This is potentially a big day on two fronts where the courts are bearing down on Donald Trump and threatening to hold him to account.
One front is civil. Today is the deadline for Trump to put up $464 million in order to appeal the fraud conviction against his company.
The other front is criminal. The judge in the Stormy Daniels election obstruction case has scheduled a hearing today to resolve issues arising from the last-minute disclosure of documents that caused a delay of at least a month. That trial was originally supposed to begin this morning.
If Trump doesn’t come up with the money and an appellate court refuses to waive or postpone the requirement to post a bond, New York state Attorney General Letitia James can start seizing his assets.
And if the judge agrees there is no reason to postpone the criminal trial much longer given what turned out to be a small number of new documents that were relevant to the case, we could see Trump stand trial on the first of four sets of criminal charges as soon as next month.
The question I’m sure a lot of people are asking is: How is he going to get out of it this time? Will Trump escape accountability again? It’s understandable to think he will because he has proved to be a master at wielding the protections afforded defendants as a weapon against the system itself.

TASK A:
In the entries, starting at the line that contains "search-icon: ⚲ <box>265 18 275 33</box>" and ending at the line that contains "avatar: 👩 <box>27 785 75 833</box>", substitute "clickable" for each "interactable". Return only those lines, with everything else unchanged.

THE INPUT:
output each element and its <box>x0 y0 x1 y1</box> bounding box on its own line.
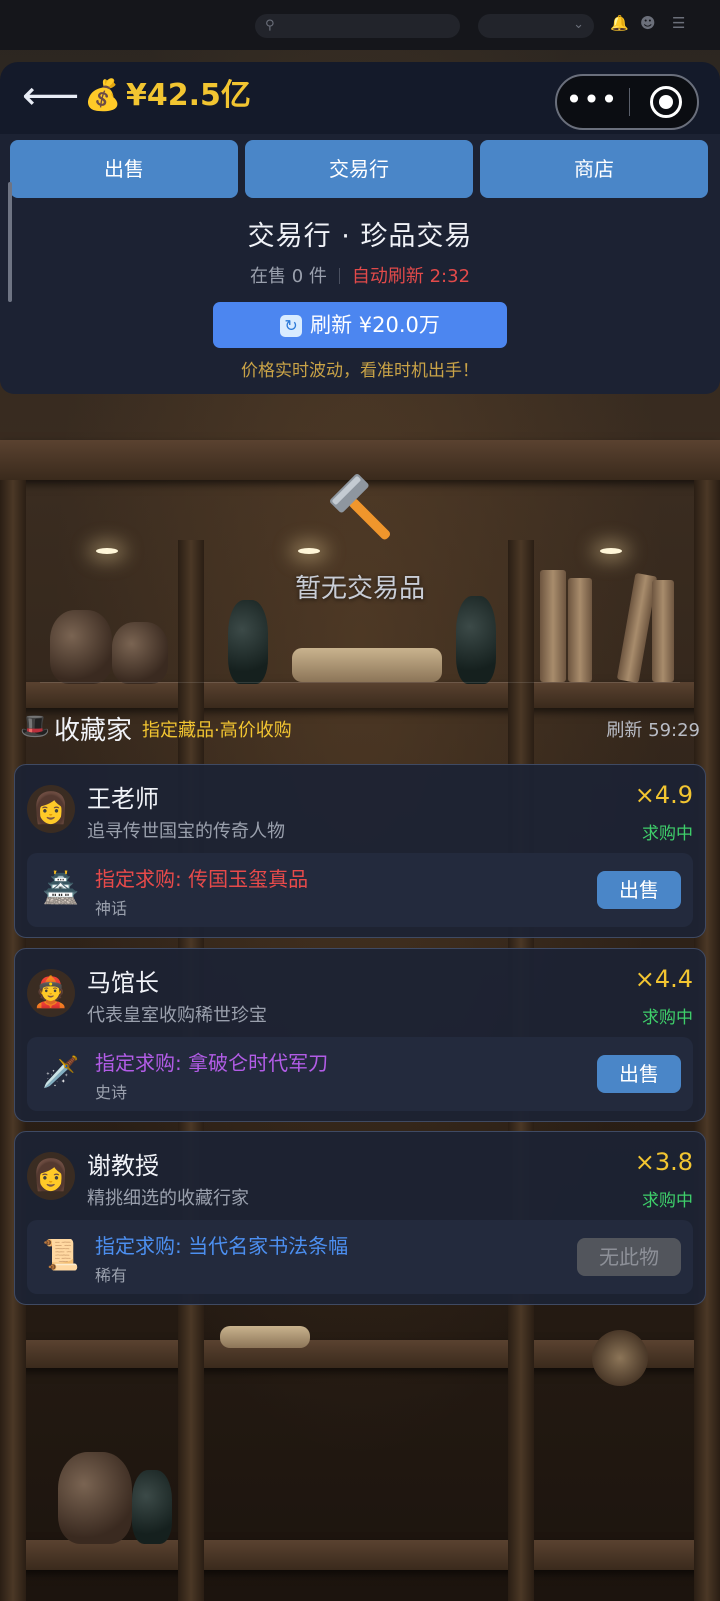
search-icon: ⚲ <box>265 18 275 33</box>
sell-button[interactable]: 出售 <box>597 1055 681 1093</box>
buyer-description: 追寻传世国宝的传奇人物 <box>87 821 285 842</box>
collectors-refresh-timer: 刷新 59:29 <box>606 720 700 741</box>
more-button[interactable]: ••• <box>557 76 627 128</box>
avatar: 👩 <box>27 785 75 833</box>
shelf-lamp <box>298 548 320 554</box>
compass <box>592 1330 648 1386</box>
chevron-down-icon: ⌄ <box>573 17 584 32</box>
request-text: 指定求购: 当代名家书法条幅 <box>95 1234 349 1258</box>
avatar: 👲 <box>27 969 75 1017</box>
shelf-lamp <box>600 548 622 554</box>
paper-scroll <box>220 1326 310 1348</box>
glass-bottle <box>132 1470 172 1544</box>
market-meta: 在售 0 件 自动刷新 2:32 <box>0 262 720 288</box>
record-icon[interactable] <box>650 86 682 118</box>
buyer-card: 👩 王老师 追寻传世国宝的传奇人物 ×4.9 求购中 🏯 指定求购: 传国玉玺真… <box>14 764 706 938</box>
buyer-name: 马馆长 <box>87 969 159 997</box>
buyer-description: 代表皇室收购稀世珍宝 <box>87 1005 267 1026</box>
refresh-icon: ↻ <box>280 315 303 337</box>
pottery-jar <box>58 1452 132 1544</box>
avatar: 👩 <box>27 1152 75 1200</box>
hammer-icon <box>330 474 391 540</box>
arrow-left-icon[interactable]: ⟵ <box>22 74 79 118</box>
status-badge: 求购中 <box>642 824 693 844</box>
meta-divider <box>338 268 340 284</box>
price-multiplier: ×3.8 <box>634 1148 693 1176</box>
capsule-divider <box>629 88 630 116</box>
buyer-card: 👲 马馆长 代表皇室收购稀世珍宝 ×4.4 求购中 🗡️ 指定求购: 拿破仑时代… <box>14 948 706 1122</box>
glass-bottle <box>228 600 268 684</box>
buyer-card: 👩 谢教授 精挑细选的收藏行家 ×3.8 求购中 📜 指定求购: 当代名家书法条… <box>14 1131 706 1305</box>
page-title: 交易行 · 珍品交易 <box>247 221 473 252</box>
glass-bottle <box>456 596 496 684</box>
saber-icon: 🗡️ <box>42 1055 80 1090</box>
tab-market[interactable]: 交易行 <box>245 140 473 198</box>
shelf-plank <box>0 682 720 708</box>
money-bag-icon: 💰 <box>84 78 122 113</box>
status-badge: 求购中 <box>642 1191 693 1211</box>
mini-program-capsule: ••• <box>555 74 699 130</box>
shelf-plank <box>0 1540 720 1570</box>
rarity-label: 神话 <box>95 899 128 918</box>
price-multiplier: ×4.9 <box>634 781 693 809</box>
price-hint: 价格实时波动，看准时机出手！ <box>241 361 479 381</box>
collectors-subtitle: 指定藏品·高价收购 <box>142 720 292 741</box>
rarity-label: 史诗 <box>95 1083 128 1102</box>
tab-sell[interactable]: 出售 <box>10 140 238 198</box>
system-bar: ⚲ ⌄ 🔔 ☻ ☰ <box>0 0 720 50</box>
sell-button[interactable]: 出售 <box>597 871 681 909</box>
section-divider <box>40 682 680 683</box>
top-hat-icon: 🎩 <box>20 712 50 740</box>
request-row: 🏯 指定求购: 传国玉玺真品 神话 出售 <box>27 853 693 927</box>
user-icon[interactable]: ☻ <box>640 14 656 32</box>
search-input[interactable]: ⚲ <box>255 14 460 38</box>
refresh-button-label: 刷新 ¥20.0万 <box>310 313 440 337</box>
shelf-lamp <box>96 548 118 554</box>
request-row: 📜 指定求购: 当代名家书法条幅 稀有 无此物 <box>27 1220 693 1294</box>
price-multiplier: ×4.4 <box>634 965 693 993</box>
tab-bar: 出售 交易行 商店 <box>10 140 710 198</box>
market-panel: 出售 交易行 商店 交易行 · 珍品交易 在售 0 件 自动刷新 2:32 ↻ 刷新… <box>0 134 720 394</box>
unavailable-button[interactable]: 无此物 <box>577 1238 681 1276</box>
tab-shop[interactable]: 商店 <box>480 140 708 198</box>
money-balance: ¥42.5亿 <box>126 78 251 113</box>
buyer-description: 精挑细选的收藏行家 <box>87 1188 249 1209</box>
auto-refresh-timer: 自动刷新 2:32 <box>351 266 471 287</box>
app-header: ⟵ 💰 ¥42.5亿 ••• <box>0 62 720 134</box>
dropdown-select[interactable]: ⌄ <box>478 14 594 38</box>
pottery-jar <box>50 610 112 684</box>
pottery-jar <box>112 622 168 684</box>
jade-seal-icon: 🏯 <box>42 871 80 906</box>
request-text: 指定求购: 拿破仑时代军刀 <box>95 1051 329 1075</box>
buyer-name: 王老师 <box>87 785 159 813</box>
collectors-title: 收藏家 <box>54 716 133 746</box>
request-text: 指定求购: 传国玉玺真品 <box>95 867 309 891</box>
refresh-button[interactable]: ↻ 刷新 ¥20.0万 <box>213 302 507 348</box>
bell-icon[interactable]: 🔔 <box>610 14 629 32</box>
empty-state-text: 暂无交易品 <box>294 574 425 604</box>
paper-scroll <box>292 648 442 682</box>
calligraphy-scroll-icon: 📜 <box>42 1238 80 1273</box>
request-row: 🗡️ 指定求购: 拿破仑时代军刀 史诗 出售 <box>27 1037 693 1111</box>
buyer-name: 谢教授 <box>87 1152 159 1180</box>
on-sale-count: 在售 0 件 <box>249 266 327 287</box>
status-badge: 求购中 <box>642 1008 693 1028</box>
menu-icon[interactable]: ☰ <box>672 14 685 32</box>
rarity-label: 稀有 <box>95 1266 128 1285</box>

TASK B:
Answer these questions from the commentary on Trump's court cases:
(i) How much money does Trump have to put up by today's deadline to appeal the fraud conviction?
(ii) Who can start seizing his assets if he doesn't come up with the money?
(iii) How many sets of criminal charges does Trump face?

FINAL ANSWER A:
search-icon: ⚲ <box>265 18 275 33</box>
sell-button[clickable]: 出售 <box>597 1055 681 1093</box>
buyer-description: 追寻传世国宝的传奇人物 <box>87 821 285 842</box>
collectors-refresh-timer: 刷新 59:29 <box>606 720 700 741</box>
more-button[clickable]: ••• <box>557 76 627 128</box>
avatar: 👩 <box>27 785 75 833</box>

FINAL ANSWER B:
(i) $464 million
(ii) New York state Attorney General Letitia James
(iii) Four